QUESTIONS TO ANSWER:
#1 Rewrite the paragraph of the judgment excerpt that begins "The appellant was 29 years old" as a short bulleted list that keeps its main facts.
#2 Duplicate the part of the judgment excerpt from "The appellant’s personal" up to and including "none was necessary.".

=== READING PASSAGE ===

The appellant’s personal circumstances
The appellant was 29 years old at the time of sentence. He had 28 convictions between 2006 and 2022 for 69 offences, the majority of which were offences of dishonesty. He had served a number of custodial sentences. The appellant’s record included the following: in 2009 he was convicted of assaulting a police constable and in 2010 he pleaded guilty to offences of assault occasioning actual bodily harm and battery, the latter in a domestic context. In 2018 he pleaded guilty to possessing a bladed article in a public place and in 2022 he pleaded guilty to five offences of possession of a knife/weapon in prison. He had a lengthy record of adjudications in custody, including for assault and threatening, abusive or insulting words or behaviour.
No pre-sentence report was before the Judge. We agree that none was necessary.
The appellant relied on a report of a psychologist, Dr Fanny Black, dated 26 October 2022. In certain important respects, Dr Black relied on the findings and conclusions of a psychiatrist from whom a report was never served. Dr Black recorded and/or opined, amongst other things, that:
The appellant had had a traumatic childhood;
The appellant had a complex psychiatric presentation of ADHD, substance misuse disorder, personality disorder, mixed anxiety and depressive disorder;
The appellant met two of the three criteria for post-traumatic stress disorder.
In response, the prosecution relied on a report of Dr Blackwood, psychiatrist, dated 12 December 2022, to which we will return later.
The sentence
The Judge observed that the appellant began his criminal career as a teenager. He had endured a dysfunctional family experience but nothing in his childhood could begin to justify his actions and attitudes as an independent adult.
She set out the history and the facts. At the time of the attack the appellant was wholly aware of what he was doing. After satisfying his lust, he proceeded to destroy the woman he had just degraded and with sickening deliberation stamped on her again before searching her body and taking some of her belongings.
Both parties agreed that, whilst the appellant was planning to commit a sexual offence, there was no sign of significant planning or premeditation for murder. The Judge stated that, whilst this was not a premeditated murder, she was satisfied that the appellant was quite prepared to kill, if necessary.
Referring to previous incidents of aggressive behaviour, namely four incidents since 2009, and his record of adjudications in custody, the Judge was sure, to the criminal standard of proof, that the appellant was a pugnacious and deeply violent man with a propensity to violence. His behaviour on 26 June 2022 was not an aberration but a steep and sudden escalation of violence that had simmered in his life for many years.
The Judge was satisfied that Ms Aleena had suffered inordinately and that this was an aggravating feature. She noted that the suggestion that she had remained unconscious was speculation; there was evidence to the contrary, including the need, as the appellant saw it, for him to return twice after initially leaving her. The Judge commented that Ms Aleena had survived for eight hours after the attack.
The Judge had no doubt that the appellant intended to kill Ms Aleena from both the nature of the attack and the fact that he had returned twice to stamp on her again.

=== DATASET ===

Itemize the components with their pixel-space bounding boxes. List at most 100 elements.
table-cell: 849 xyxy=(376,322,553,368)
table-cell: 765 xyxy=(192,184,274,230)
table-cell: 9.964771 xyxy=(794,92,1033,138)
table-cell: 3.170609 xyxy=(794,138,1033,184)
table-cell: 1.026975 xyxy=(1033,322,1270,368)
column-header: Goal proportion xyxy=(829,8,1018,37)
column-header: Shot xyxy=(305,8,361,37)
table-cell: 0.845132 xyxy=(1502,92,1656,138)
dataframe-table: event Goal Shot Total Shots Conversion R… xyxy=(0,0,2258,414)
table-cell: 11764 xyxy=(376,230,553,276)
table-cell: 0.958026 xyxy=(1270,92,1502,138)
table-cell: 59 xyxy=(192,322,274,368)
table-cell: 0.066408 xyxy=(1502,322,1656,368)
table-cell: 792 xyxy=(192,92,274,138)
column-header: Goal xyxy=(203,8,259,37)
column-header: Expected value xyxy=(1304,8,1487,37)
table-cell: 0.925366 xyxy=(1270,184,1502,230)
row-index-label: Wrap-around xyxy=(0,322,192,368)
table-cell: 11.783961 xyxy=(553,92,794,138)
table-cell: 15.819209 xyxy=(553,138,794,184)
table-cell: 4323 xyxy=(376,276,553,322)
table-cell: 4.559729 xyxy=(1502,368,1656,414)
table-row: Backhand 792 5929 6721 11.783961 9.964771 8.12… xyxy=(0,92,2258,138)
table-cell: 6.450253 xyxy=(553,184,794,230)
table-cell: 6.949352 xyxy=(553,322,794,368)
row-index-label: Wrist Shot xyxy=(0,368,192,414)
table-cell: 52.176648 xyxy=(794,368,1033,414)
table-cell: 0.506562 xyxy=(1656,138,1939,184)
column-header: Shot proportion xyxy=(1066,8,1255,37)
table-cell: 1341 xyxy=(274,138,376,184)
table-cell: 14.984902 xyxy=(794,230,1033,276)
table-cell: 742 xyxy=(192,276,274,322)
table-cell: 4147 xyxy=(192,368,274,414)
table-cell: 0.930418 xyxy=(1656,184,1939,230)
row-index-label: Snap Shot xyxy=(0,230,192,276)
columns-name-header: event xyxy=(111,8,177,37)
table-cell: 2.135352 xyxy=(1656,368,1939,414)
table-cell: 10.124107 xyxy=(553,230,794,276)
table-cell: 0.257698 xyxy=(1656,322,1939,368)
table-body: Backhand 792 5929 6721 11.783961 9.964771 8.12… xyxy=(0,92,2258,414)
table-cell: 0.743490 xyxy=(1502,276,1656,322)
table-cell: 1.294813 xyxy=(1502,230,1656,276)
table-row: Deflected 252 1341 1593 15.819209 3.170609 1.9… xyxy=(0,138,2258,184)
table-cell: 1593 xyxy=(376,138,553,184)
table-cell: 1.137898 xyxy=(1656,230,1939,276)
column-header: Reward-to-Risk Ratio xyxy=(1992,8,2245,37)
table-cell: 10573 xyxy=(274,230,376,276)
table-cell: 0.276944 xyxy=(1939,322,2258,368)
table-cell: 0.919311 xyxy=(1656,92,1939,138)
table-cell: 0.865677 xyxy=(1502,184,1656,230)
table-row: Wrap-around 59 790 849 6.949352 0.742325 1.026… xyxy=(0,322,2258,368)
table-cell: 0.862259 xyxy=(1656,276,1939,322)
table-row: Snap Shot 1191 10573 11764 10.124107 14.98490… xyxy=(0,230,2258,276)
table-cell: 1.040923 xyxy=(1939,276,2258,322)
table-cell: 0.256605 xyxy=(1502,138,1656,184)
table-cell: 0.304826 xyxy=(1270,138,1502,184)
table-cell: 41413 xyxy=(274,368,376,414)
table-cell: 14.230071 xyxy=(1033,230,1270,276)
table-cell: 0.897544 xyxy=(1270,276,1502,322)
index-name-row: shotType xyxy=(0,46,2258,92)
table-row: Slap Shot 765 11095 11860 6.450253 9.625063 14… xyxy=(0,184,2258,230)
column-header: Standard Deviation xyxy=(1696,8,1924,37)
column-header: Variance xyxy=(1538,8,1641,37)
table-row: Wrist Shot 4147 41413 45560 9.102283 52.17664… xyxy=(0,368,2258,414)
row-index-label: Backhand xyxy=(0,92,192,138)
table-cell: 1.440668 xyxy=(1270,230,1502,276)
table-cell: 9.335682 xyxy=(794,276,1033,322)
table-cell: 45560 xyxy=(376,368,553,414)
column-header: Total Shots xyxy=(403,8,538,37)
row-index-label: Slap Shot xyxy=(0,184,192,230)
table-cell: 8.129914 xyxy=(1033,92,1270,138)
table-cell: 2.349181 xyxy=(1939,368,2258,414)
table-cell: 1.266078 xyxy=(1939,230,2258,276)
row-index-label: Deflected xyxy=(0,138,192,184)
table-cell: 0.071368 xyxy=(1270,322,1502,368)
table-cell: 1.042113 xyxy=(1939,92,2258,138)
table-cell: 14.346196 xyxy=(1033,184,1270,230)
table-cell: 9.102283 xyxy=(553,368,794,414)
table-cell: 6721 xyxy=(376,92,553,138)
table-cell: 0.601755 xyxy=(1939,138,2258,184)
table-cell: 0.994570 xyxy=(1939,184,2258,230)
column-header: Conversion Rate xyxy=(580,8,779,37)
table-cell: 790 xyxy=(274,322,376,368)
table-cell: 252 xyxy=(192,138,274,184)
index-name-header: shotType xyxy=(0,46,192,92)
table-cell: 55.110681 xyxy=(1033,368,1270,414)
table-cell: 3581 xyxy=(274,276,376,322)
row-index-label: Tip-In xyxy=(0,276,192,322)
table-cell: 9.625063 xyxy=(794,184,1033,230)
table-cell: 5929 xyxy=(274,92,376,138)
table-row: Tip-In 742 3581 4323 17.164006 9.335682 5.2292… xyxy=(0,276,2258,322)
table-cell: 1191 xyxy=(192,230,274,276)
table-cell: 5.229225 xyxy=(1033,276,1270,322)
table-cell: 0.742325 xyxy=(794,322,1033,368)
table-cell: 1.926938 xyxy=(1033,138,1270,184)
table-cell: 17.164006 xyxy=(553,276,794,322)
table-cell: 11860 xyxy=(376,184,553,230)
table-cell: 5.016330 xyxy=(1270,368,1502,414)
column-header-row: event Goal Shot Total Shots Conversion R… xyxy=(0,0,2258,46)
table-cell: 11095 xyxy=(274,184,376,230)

===

SOLUTIONS TO THE EXERCISE:
#1
- Aged 29 at sentence.
- 28 convictions for 69 offences between 2006 and 2022, mostly dishonesty; several custodial sentences served.
- 2009: assaulting a police constable.
- 2010: pleaded guilty to assault occasioning actual bodily harm and to battery (domestic).
- 2018: pleaded guilty to possessing a bladed article in a public place.
- 2022: pleaded guilty to five offences of possessing a knife/weapon in prison.
- Lengthy record of adjudications in custody, including for assault and threatening, abusive or insulting words or behaviour.

#2
The appellant’s personal circumstances
The appellant was 29 years old at the time of sentence. He had 28 convictions between 2006 and 2022 for 69 offences, the majority of which were offences of dishonesty. He had served a number of custodial sentences. The appellant’s record included the following: in 2009 he was convicted of assaulting a police constable and in 2010 he pleaded guilty to offences of assault occasioning actual bodily harm and battery, the latter in a domestic context. In 2018 he pleaded guilty to possessing a bladed article in a public place and in 2022 he pleaded guilty to five offences of possession of a knife/weapon in prison. He had a lengthy record of adjudications in custody, including for assault and threatening, abusive or insulting words or behaviour.
No pre-sentence report was before the Judge. We agree that none was necessary.